[Set problem]
Answer with one number: how many lines have "WEDGE".

[Provided data]

○ ○ ○ ○

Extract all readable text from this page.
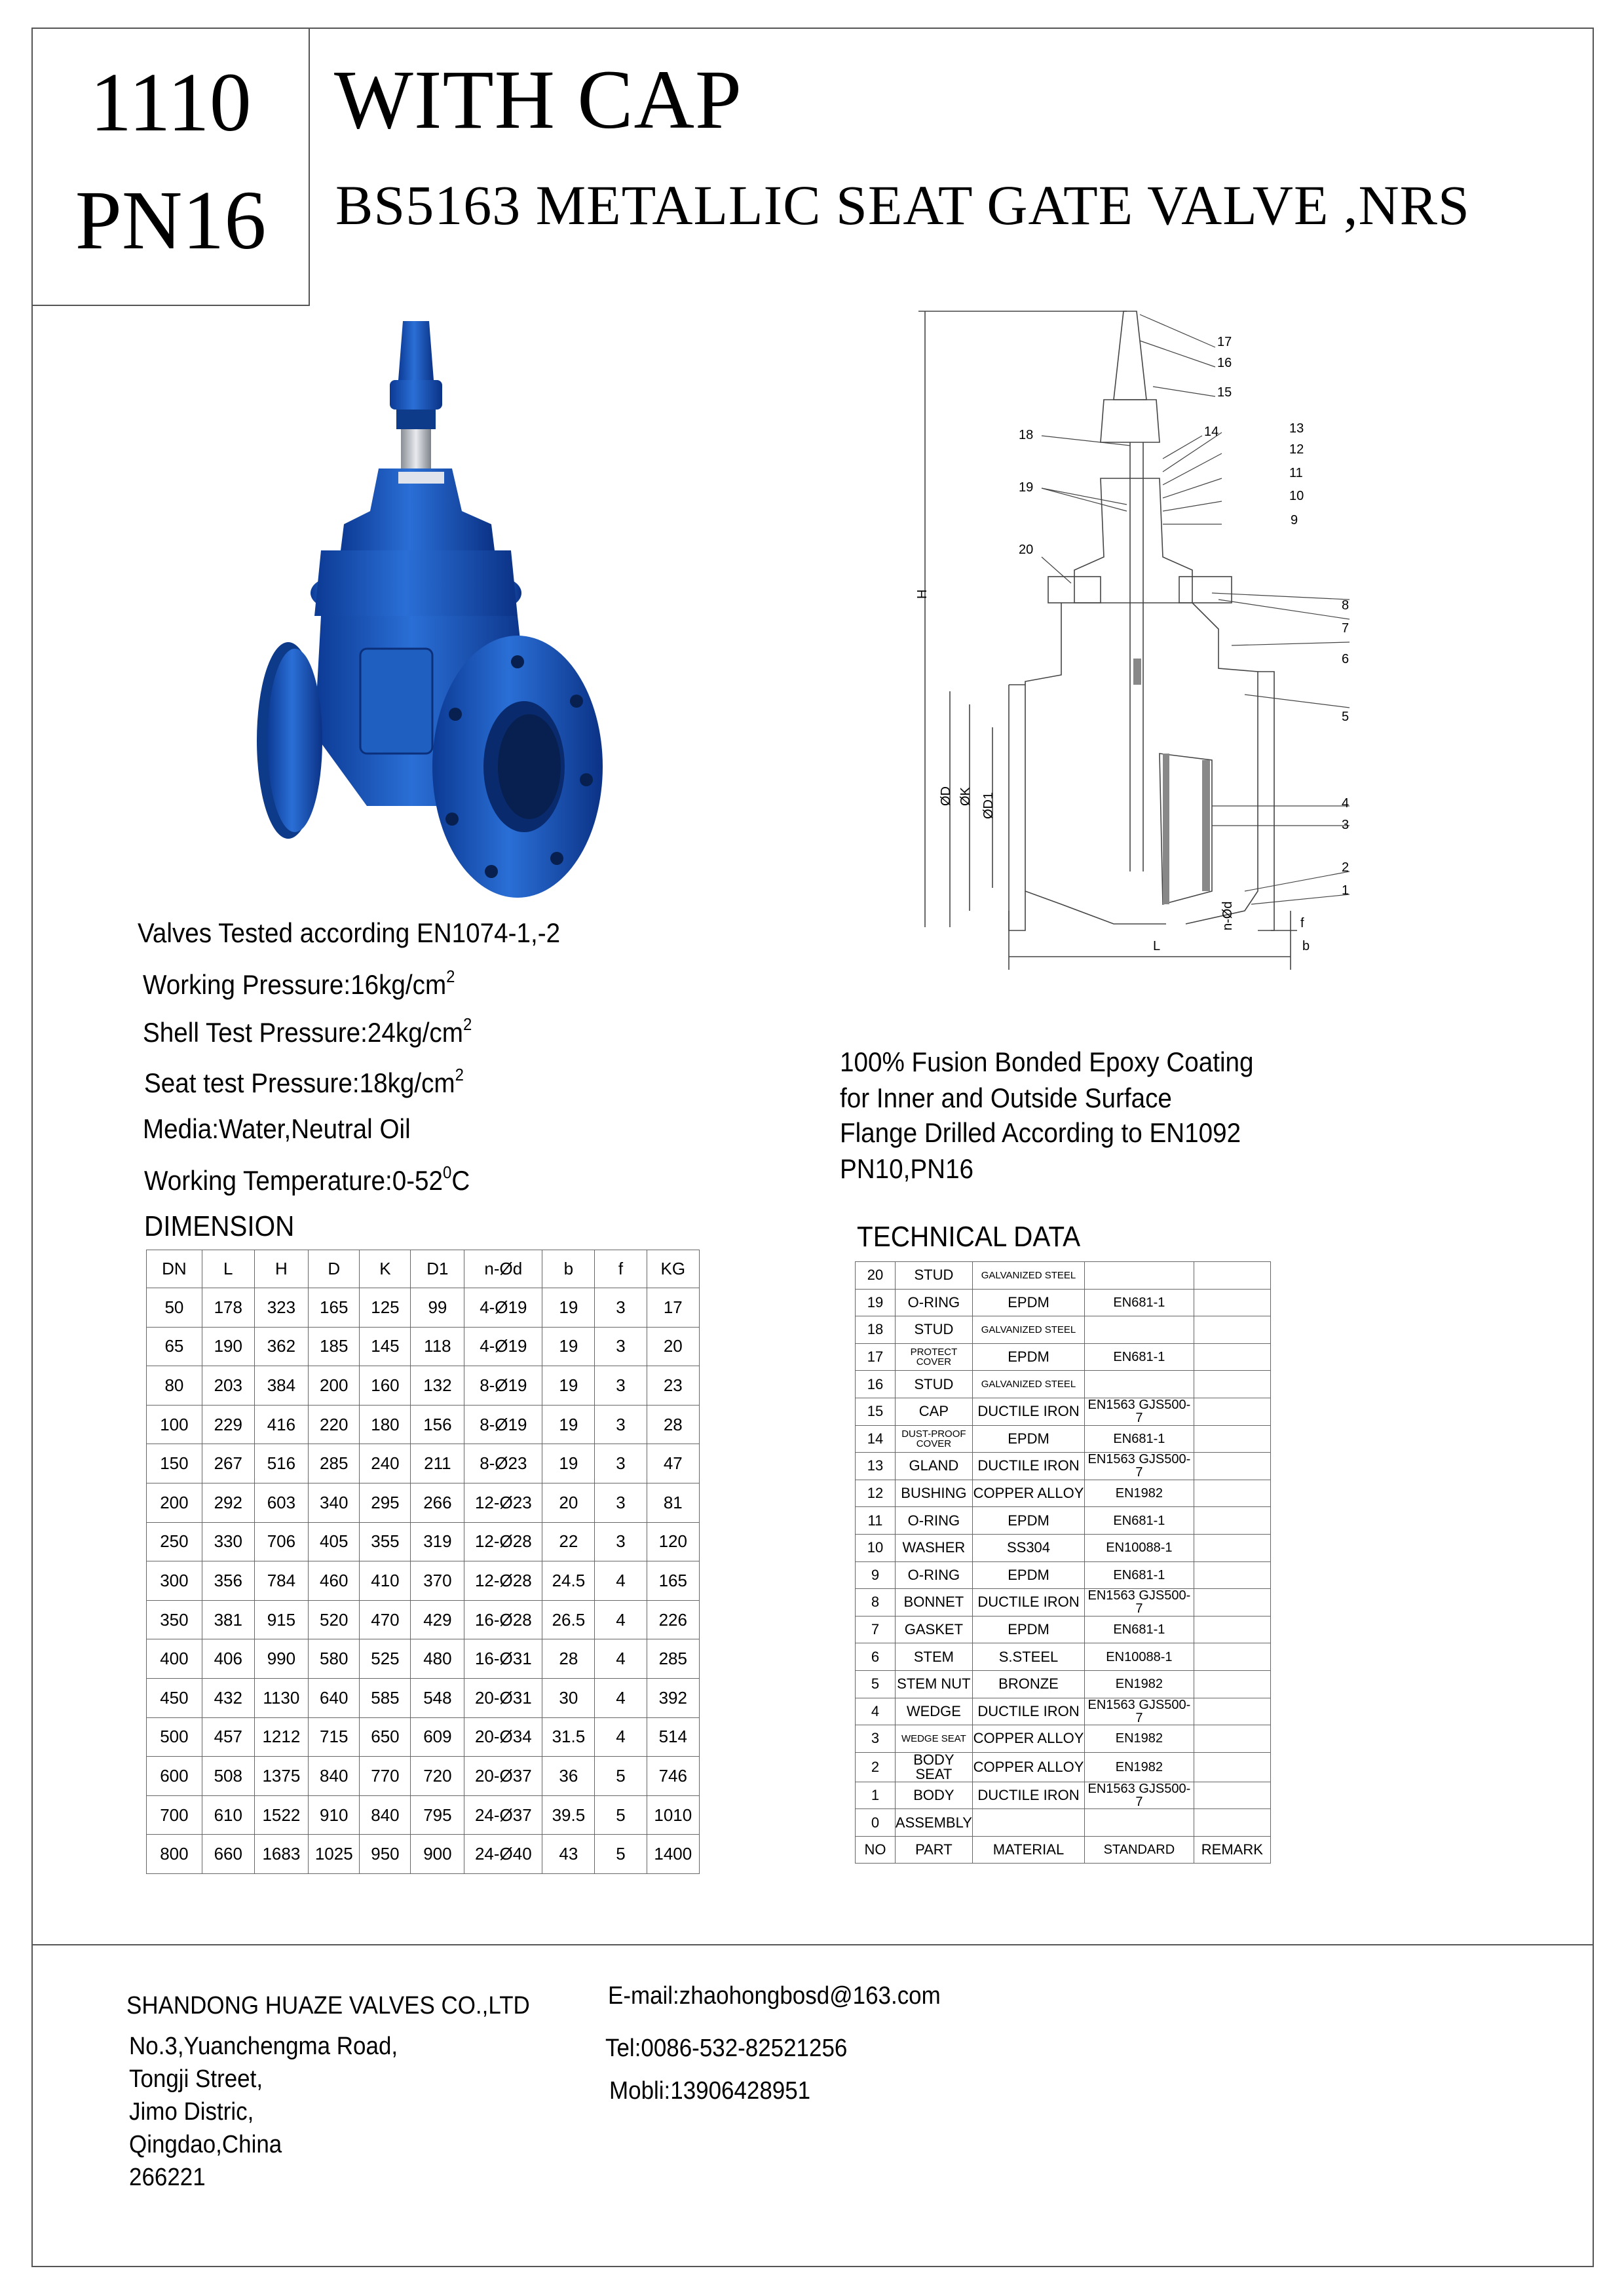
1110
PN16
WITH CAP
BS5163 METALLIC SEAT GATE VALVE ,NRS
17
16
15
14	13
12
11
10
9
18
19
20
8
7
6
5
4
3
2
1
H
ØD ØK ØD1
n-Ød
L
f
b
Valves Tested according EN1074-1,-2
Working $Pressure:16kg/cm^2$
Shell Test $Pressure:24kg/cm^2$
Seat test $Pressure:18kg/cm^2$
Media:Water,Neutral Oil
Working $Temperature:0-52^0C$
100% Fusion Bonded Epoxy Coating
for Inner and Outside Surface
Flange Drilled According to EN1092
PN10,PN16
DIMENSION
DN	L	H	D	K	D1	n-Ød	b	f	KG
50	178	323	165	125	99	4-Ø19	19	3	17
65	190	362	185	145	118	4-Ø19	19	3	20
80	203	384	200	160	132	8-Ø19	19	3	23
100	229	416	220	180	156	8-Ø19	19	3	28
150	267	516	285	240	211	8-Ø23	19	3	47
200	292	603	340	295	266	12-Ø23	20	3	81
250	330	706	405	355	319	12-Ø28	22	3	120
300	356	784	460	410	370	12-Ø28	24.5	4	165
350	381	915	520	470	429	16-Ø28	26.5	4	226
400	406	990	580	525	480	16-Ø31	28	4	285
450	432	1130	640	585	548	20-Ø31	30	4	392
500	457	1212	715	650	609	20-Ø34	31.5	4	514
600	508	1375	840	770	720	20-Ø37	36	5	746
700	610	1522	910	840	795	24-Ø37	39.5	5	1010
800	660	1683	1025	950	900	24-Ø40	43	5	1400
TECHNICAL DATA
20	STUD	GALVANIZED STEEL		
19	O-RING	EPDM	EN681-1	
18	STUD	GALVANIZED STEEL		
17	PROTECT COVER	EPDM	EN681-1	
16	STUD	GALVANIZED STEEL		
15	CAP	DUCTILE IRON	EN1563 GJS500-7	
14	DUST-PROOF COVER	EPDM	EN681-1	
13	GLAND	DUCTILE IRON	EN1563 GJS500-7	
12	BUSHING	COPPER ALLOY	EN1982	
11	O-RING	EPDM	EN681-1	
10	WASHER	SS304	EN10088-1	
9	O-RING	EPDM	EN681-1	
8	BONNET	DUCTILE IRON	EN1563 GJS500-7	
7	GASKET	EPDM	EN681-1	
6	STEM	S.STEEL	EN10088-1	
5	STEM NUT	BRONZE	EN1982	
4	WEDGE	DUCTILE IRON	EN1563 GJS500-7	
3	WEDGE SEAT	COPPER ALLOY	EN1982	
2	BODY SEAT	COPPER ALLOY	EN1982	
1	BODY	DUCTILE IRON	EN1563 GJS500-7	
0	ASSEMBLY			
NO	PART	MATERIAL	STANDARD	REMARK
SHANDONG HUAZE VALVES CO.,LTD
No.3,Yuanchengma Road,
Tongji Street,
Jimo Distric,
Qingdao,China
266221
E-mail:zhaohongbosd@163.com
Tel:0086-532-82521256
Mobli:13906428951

○ ○ ○ ○

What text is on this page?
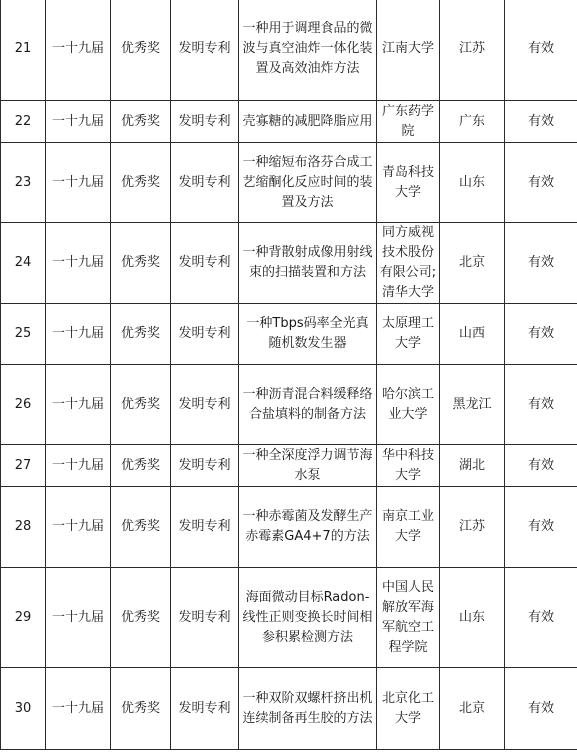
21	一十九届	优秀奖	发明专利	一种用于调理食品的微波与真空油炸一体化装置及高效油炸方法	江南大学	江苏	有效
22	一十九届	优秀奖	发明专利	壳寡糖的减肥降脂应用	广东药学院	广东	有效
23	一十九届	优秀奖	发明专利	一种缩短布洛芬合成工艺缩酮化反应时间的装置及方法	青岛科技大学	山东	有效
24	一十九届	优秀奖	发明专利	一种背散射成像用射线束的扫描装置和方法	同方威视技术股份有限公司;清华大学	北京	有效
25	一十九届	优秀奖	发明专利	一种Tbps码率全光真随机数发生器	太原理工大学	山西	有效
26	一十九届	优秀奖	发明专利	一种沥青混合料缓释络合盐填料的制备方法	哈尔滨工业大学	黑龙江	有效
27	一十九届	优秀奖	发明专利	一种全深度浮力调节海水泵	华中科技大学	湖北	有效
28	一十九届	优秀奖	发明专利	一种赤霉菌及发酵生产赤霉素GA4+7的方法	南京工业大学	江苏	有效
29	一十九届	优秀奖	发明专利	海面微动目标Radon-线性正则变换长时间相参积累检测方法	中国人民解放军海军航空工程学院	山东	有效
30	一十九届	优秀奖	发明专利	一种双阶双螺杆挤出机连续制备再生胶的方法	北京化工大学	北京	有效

○ ○ ○ ○

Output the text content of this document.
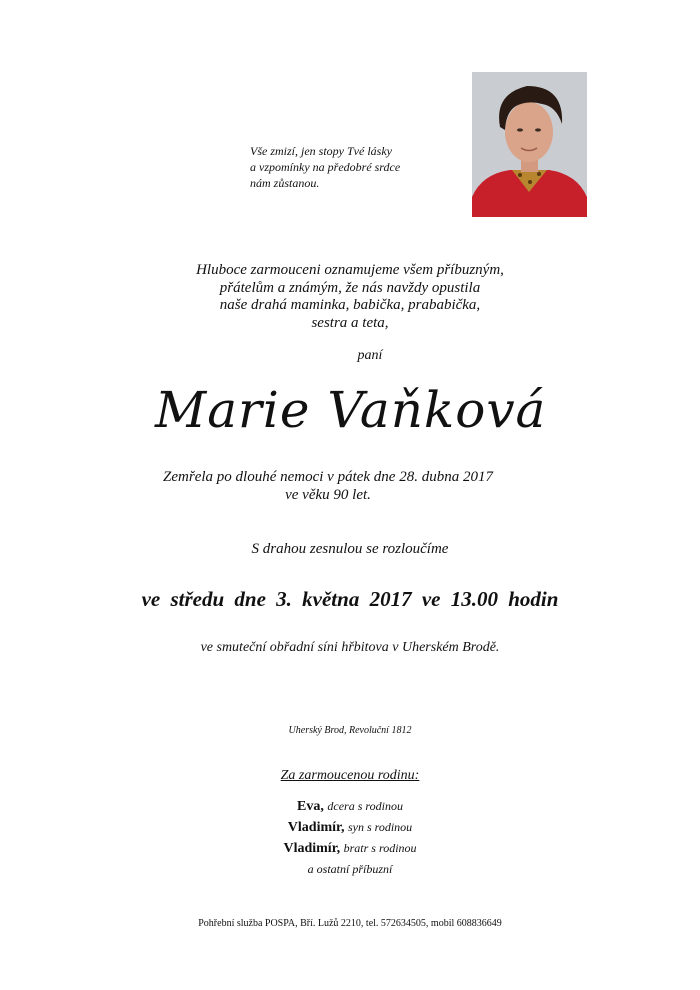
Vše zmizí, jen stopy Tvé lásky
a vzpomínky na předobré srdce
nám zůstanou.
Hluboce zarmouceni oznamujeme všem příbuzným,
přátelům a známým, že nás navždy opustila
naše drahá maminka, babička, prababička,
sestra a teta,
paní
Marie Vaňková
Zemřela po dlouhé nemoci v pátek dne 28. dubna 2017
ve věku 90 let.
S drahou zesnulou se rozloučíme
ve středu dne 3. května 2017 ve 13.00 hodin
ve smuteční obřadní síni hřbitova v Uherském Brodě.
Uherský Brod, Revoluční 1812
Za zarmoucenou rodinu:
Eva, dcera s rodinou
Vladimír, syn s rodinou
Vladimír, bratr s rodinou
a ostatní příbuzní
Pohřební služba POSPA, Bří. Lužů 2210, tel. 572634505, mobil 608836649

○ ○ ○ ○

[The result]
2